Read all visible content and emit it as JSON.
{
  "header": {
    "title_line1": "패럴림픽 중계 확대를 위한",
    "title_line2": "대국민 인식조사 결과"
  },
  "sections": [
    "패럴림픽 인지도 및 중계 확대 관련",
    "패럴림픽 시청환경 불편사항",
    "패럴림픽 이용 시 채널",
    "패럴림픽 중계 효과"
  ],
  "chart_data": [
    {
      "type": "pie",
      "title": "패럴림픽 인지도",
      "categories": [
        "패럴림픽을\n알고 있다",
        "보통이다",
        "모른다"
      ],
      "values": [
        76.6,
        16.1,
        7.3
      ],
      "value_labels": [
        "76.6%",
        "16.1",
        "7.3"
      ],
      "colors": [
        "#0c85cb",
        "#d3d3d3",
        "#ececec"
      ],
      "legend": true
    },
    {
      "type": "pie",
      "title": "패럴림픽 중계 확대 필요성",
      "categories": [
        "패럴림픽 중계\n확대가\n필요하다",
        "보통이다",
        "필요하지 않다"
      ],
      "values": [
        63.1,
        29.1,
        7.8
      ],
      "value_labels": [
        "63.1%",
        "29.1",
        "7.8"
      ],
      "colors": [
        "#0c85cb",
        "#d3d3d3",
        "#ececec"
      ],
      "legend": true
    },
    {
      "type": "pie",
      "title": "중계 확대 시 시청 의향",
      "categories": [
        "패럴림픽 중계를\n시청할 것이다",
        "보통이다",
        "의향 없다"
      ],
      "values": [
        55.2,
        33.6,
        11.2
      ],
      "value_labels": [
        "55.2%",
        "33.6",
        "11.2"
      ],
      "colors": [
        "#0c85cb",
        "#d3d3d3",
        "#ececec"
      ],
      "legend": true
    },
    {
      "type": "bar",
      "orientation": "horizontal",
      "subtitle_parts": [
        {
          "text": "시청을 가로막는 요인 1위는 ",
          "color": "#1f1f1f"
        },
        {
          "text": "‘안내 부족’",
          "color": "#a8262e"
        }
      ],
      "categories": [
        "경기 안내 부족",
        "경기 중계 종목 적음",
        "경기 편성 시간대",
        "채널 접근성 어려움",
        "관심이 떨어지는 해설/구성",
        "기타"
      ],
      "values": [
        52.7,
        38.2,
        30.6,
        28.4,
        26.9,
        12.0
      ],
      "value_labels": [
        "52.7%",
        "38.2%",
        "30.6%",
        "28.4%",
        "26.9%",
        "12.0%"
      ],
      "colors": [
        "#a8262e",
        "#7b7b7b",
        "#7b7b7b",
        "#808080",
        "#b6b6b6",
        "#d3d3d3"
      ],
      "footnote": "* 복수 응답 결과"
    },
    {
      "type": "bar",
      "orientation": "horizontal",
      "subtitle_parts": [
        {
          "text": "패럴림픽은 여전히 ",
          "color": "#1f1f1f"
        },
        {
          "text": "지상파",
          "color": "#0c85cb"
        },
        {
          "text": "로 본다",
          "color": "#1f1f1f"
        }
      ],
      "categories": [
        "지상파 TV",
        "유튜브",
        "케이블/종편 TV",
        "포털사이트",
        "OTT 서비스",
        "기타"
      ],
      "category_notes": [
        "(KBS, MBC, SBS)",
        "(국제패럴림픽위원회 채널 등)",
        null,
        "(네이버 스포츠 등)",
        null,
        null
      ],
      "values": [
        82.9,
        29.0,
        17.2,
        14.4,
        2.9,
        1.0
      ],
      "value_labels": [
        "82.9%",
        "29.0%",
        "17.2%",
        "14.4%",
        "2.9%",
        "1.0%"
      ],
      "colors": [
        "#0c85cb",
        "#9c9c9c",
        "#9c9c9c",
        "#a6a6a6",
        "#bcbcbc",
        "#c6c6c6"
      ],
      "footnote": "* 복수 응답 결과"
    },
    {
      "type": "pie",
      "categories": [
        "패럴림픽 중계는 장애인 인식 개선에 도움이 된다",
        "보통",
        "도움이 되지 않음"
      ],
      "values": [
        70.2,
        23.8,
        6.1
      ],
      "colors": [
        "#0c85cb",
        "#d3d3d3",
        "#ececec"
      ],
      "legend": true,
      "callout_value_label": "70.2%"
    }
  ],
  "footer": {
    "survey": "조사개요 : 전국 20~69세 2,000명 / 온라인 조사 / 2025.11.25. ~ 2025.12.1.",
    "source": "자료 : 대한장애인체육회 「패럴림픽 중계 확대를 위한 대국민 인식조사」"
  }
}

- **Instructions for the task**
Repeat the material above in full, quoting it exactly.

- **The output**
Read all visible content and emit it as JSON.
{
  "header": {
    "title_line1": "패럴림픽 중계 확대를 위한",
    "title_line2": "대국민 인식조사 결과"
  },
  "sections": [
    "패럴림픽 인지도 및 중계 확대 관련",
    "패럴림픽 시청환경 불편사항",
    "패럴림픽 이용 시 채널",
    "패럴림픽 중계 효과"
  ],
  "chart_data": [
    {
      "type": "pie",
      "title": "패럴림픽 인지도",
      "categories": [
        "패럴림픽을\n알고 있다",
        "보통이다",
        "모른다"
      ],
      "values": [
        76.6,
        16.1,
        7.3
      ],
      "value_labels": [
        "76.6%",
        "16.1",
        "7.3"
      ],
      "colors": [
        "#0c85cb",
        "#d3d3d3",
        "#ececec"
      ],
      "legend": true
    },
    {
      "type": "pie",
      "title": "패럴림픽 중계 확대 필요성",
      "categories": [
        "패럴림픽 중계\n확대가\n필요하다",
        "보통이다",
        "필요하지 않다"
      ],
      "values": [
        63.1,
        29.1,
        7.8
      ],
      "value_labels": [
        "63.1%",
        "29.1",
        "7.8"
      ],
      "colors": [
        "#0c85cb",
        "#d3d3d3",
        "#ececec"
      ],
      "legend": true
    },
    {
      "type": "pie",
      "title": "중계 확대 시 시청 의향",
      "categories": [
        "패럴림픽 중계를\n시청할 것이다",
        "보통이다",
        "의향 없다"
      ],
      "values": [
        55.2,
        33.6,
        11.2
      ],
      "value_labels": [
        "55.2%",
        "33.6",
        "11.2"
      ],
      "colors": [
        "#0c85cb",
        "#d3d3d3",
        "#ececec"
      ],
      "legend": true
    },
    {
      "type": "bar",
      "orientation": "horizontal",
      "subtitle_parts": [
        {
          "text": "시청을 가로막는 요인 1위는 ",
          "color": "#1f1f1f"
        },
        {
          "text": "‘안내 부족’",
          "color": "#a8262e"
        }
      ],
      "categories": [
        "경기 안내 부족",
        "경기 중계 종목 적음",
        "경기 편성 시간대",
        "채널 접근성 어려움",
        "관심이 떨어지는 해설/구성",
        "기타"
      ],
      "values": [
        52.7,
        38.2,
        30.6,
        28.4,
        26.9,
        12.0
      ],
      "value_labels": [
        "52.7%",
        "38.2%",
        "30.6%",
        "28.4%",
        "26.9%",
        "12.0%"
      ],
      "colors": [
        "#a8262e",
        "#7b7b7b",
        "#7b7b7b",
        "#808080",
        "#b6b6b6",
        "#d3d3d3"
      ],
      "footnote": "* 복수 응답 결과"
    },
    {
      "type": "bar",
      "orientation": "horizontal",
      "subtitle_parts": [
        {
          "text": "패럴림픽은 여전히 ",
          "color": "#1f1f1f"
        },
        {
          "text": "지상파",
          "color": "#0c85cb"
        },
        {
          "text": "로 본다",
          "color": "#1f1f1f"
        }
      ],
      "categories": [
        "지상파 TV",
        "유튜브",
        "케이블/종편 TV",
        "포털사이트",
        "OTT 서비스",
        "기타"
      ],
      "category_notes": [
        "(KBS, MBC, SBS)",
        "(국제패럴림픽위원회 채널 등)",
        null,
        "(네이버 스포츠 등)",
        null,
        null
      ],
      "values": [
        82.9,
        29.0,
        17.2,
        14.4,
        2.9,
        1.0
      ],
      "value_labels": [
        "82.9%",
        "29.0%",
        "17.2%",
        "14.4%",
        "2.9%",
        "1.0%"
      ],
      "colors": [
        "#0c85cb",
        "#9c9c9c",
        "#9c9c9c",
        "#a6a6a6",
        "#bcbcbc",
        "#c6c6c6"
      ],
      "footnote": "* 복수 응답 결과"
    },
    {
      "type": "pie",
      "categories": [
        "패럴림픽 중계는 장애인 인식 개선에 도움이 된다",
        "보통",
        "도움이 되지 않음"
      ],
      "values": [
        70.2,
        23.8,
        6.1
      ],
      "colors": [
        "#0c85cb",
        "#d3d3d3",
        "#ececec"
      ],
      "legend": true,
      "callout_value_label": "70.2%"
    }
  ],
  "footer": {
    "survey": "조사개요 : 전국 20~69세 2,000명 / 온라인 조사 / 2025.11.25. ~ 2025.12.1.",
    "source": "자료 : 대한장애인체육회 「패럴림픽 중계 확대를 위한 대국민 인식조사」"
  }
}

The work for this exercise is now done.